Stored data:
* * *
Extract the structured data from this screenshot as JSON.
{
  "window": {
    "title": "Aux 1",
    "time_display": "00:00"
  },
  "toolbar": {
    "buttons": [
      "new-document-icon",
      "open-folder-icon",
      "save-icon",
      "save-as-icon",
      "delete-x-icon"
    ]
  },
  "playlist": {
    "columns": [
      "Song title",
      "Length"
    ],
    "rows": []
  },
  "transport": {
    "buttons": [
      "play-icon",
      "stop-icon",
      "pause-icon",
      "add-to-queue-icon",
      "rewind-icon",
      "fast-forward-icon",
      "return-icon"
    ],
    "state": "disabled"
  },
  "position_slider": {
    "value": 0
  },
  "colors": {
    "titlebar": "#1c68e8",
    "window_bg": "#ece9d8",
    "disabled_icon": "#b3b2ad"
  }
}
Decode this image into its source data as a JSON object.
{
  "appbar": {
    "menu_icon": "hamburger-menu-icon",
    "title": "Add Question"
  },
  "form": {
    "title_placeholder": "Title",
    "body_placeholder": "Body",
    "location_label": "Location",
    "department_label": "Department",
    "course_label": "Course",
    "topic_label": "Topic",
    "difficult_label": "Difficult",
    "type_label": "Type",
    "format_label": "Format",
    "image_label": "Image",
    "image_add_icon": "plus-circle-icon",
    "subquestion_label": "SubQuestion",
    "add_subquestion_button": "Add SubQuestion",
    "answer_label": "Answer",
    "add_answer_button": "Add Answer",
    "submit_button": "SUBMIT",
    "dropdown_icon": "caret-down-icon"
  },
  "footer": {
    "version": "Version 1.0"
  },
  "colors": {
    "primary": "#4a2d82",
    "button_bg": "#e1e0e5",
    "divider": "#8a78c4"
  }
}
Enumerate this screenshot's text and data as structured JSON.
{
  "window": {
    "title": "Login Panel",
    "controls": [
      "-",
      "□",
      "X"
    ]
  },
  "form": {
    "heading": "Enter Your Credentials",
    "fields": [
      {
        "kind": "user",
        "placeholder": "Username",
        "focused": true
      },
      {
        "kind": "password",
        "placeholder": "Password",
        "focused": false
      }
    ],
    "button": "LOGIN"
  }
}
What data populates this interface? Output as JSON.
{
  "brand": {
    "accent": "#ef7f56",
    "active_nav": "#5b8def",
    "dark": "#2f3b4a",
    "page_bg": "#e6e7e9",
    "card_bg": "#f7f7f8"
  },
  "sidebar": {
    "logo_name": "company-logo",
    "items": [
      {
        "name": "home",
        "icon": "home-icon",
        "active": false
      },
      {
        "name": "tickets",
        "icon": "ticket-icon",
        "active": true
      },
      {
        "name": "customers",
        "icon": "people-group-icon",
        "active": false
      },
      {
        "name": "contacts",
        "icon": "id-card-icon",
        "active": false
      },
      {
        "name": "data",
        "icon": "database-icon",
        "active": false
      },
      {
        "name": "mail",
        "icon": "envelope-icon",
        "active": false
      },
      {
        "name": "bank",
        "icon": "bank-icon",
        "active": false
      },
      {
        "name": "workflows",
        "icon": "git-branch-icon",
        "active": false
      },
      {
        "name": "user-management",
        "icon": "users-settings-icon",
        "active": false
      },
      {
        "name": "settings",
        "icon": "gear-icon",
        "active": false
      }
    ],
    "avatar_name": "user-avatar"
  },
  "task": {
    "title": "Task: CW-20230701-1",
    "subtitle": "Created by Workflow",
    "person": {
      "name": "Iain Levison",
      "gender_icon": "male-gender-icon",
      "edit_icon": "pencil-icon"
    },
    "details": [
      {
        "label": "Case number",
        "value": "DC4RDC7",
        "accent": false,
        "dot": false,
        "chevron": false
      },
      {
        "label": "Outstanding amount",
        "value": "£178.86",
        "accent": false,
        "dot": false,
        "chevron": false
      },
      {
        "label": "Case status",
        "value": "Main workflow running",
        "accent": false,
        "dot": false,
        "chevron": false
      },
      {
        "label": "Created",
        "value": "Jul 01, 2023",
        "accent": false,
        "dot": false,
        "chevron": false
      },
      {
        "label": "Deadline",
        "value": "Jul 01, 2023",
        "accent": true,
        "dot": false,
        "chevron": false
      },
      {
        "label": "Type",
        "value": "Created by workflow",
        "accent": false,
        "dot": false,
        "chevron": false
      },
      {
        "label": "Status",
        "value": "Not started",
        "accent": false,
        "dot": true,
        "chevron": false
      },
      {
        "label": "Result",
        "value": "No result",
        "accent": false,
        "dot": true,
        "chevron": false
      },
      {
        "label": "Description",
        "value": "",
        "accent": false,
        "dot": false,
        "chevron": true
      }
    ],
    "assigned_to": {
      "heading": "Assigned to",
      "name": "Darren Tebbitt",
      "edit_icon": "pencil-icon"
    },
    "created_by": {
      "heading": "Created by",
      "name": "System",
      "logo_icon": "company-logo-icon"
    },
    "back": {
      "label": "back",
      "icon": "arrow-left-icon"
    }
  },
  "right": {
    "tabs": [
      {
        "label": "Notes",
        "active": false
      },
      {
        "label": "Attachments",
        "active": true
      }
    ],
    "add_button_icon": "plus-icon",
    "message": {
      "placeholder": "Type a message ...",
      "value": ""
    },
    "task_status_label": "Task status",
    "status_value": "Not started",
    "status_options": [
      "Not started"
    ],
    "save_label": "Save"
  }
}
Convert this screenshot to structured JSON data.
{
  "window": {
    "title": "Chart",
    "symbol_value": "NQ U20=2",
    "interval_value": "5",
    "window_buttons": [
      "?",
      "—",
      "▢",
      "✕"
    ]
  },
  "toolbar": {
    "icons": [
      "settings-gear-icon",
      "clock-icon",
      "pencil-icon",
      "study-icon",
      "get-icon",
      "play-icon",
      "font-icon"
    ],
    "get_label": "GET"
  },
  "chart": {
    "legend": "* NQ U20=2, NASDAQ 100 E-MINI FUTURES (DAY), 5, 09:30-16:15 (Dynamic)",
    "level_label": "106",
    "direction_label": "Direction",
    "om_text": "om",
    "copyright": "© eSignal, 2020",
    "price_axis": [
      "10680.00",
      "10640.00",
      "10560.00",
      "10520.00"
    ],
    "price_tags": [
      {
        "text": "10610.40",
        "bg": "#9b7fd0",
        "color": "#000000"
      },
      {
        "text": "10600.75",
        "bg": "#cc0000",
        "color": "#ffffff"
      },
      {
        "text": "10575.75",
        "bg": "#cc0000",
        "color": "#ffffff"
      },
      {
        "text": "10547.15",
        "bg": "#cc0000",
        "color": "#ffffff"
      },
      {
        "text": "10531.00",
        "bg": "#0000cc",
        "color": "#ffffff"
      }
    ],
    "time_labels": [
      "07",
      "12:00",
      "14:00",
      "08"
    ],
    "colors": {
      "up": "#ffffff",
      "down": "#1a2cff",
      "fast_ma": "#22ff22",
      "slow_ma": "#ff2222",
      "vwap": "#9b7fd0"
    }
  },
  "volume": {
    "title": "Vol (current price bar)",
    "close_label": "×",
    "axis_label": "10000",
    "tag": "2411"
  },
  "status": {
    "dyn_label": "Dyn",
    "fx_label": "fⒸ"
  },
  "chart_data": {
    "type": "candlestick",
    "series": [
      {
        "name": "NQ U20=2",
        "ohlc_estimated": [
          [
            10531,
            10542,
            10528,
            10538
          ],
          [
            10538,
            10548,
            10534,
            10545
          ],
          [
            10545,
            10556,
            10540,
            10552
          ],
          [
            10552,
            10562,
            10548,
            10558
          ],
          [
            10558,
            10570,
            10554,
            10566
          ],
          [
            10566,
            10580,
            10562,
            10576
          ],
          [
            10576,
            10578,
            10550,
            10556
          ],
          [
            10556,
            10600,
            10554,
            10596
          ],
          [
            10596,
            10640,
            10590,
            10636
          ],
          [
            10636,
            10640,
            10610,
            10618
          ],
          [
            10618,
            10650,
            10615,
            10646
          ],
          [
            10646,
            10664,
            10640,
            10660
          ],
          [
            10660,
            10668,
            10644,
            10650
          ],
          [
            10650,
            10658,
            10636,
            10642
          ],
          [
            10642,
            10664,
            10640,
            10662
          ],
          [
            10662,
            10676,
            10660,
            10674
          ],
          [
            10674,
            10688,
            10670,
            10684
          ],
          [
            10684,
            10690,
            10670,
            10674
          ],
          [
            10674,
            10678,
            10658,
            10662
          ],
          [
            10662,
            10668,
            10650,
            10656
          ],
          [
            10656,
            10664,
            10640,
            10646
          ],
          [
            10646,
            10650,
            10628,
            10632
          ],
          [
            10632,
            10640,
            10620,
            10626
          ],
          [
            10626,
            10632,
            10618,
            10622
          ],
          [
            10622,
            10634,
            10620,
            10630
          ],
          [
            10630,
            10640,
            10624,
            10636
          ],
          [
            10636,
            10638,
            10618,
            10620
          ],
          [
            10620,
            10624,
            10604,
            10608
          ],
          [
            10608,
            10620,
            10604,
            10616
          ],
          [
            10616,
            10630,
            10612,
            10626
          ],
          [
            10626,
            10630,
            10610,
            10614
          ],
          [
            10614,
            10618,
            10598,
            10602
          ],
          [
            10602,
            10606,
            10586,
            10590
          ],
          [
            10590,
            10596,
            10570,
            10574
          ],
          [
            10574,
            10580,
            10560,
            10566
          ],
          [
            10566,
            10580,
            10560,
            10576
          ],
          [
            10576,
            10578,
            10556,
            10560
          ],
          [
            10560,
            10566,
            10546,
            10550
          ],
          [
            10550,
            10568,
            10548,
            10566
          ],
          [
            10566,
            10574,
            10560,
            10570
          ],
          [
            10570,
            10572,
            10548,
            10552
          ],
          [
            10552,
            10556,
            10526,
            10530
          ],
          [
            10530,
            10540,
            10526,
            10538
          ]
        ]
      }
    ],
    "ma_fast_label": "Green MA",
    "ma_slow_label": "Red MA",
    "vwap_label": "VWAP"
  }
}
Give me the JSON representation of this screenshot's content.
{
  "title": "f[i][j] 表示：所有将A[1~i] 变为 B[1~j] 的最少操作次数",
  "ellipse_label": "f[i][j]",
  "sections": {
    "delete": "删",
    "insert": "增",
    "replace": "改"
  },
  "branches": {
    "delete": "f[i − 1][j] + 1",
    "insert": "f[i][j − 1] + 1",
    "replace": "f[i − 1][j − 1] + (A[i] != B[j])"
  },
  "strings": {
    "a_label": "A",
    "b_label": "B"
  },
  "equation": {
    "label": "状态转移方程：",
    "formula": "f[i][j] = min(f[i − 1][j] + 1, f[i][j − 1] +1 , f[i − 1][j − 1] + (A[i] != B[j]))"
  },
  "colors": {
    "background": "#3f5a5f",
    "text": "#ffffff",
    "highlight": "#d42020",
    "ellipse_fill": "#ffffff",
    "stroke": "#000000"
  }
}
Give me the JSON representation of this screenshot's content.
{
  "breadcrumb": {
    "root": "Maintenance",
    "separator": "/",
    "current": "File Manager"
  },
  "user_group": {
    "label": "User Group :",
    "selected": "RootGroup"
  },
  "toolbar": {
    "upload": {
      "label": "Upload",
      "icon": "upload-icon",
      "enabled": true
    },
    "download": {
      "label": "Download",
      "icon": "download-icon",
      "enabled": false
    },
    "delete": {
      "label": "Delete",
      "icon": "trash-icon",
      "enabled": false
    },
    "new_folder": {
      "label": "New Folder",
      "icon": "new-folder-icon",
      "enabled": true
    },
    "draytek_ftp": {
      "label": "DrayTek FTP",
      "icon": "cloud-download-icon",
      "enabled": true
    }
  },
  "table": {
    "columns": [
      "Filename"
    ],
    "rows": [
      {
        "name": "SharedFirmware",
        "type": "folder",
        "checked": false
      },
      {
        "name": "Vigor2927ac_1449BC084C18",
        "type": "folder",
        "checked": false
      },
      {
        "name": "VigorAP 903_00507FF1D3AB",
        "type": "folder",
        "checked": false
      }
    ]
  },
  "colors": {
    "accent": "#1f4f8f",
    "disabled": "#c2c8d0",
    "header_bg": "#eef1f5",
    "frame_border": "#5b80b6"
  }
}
* * *
State how many lines of the records above contain the word "plus", giving only that number.

2